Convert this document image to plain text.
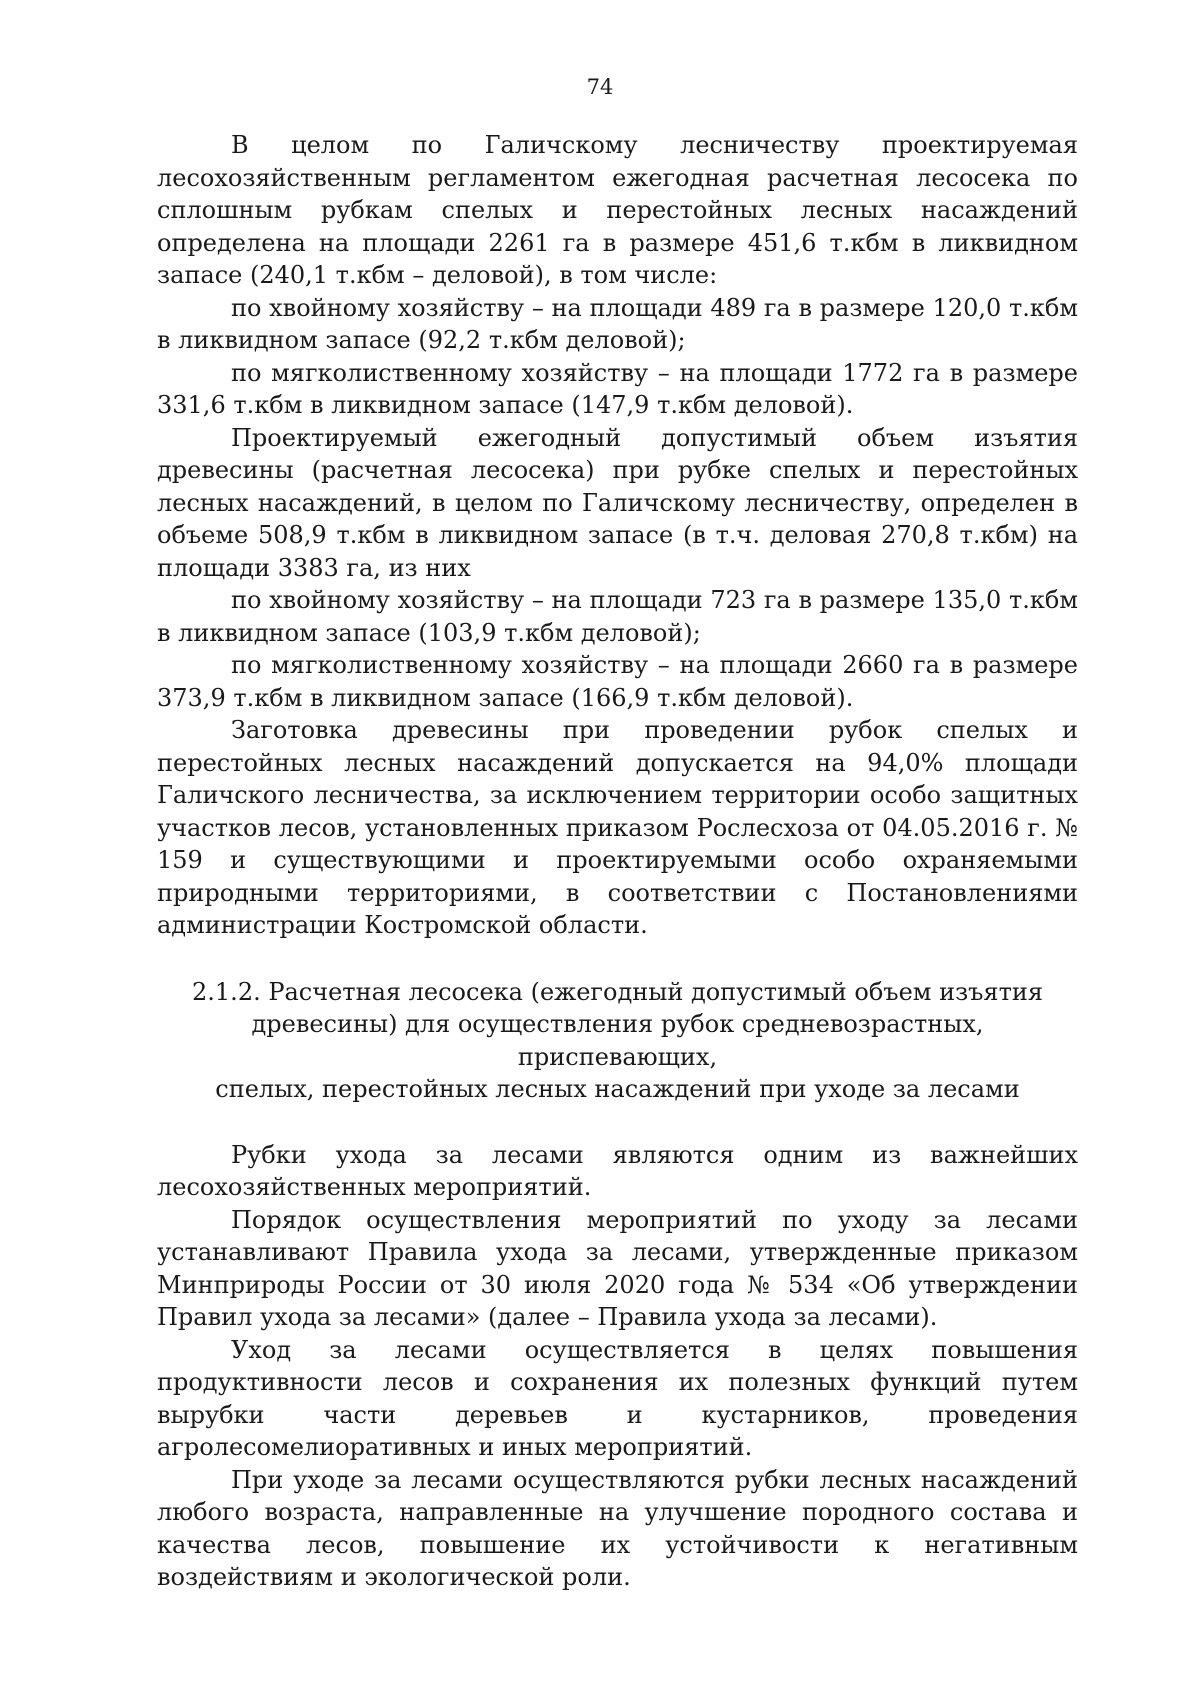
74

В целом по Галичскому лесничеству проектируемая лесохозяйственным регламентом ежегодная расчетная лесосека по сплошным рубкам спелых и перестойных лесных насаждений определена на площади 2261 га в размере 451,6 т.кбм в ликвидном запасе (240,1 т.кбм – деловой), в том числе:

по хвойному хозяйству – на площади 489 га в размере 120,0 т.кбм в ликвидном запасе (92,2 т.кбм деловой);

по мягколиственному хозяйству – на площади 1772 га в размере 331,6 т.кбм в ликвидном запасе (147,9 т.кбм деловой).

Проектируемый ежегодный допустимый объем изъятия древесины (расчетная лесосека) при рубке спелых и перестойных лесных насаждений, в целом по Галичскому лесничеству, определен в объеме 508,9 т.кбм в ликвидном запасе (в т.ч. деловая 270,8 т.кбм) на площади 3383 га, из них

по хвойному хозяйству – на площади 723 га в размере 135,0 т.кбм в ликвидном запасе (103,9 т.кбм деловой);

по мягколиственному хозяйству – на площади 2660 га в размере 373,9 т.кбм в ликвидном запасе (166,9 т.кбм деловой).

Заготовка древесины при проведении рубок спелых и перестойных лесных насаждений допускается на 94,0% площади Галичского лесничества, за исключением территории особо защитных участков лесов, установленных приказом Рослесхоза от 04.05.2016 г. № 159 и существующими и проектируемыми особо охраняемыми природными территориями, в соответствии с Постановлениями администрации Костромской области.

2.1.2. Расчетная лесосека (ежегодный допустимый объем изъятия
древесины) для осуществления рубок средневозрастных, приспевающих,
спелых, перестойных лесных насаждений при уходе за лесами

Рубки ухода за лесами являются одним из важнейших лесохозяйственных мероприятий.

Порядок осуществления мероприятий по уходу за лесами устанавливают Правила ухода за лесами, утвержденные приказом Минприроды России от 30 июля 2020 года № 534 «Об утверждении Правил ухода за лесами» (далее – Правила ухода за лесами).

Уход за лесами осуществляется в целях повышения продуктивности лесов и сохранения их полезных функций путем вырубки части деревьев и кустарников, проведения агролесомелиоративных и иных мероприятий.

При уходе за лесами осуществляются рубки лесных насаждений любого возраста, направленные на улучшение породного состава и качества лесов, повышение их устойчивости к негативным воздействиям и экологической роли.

----------

§ Exercise aim: Exclude all images and restate the records above word for word.

§ Solved exercise:
Convert this document image to plain text.
74

В целом по Галичскому лесничеству проектируемая лесохозяйственным регламентом ежегодная расчетная лесосека по сплошным рубкам спелых и перестойных лесных насаждений определена на площади 2261 га в размере 451,6 т.кбм в ликвидном запасе (240,1 т.кбм – деловой), в том числе:

по хвойному хозяйству – на площади 489 га в размере 120,0 т.кбм в ликвидном запасе (92,2 т.кбм деловой);

по мягколиственному хозяйству – на площади 1772 га в размере 331,6 т.кбм в ликвидном запасе (147,9 т.кбм деловой).

Проектируемый ежегодный допустимый объем изъятия древесины (расчетная лесосека) при рубке спелых и перестойных лесных насаждений, в целом по Галичскому лесничеству, определен в объеме 508,9 т.кбм в ликвидном запасе (в т.ч. деловая 270,8 т.кбм) на площади 3383 га, из них

по хвойному хозяйству – на площади 723 га в размере 135,0 т.кбм в ликвидном запасе (103,9 т.кбм деловой);

по мягколиственному хозяйству – на площади 2660 га в размере 373,9 т.кбм в ликвидном запасе (166,9 т.кбм деловой).

Заготовка древесины при проведении рубок спелых и перестойных лесных насаждений допускается на 94,0% площади Галичского лесничества, за исключением территории особо защитных участков лесов, установленных приказом Рослесхоза от 04.05.2016 г. № 159 и существующими и проектируемыми особо охраняемыми природными территориями, в соответствии с Постановлениями администрации Костромской области.

2.1.2. Расчетная лесосека (ежегодный допустимый объем изъятия
древесины) для осуществления рубок средневозрастных, приспевающих,
спелых, перестойных лесных насаждений при уходе за лесами

Рубки ухода за лесами являются одним из важнейших лесохозяйственных мероприятий.

Порядок осуществления мероприятий по уходу за лесами устанавливают Правила ухода за лесами, утвержденные приказом Минприроды России от 30 июля 2020 года № 534 «Об утверждении Правил ухода за лесами» (далее – Правила ухода за лесами).

Уход за лесами осуществляется в целях повышения продуктивности лесов и сохранения их полезных функций путем вырубки части деревьев и кустарников, проведения агролесомелиоративных и иных мероприятий.

При уходе за лесами осуществляются рубки лесных насаждений любого возраста, направленные на улучшение породного состава и качества лесов, повышение их устойчивости к негативным воздействиям и экологической роли.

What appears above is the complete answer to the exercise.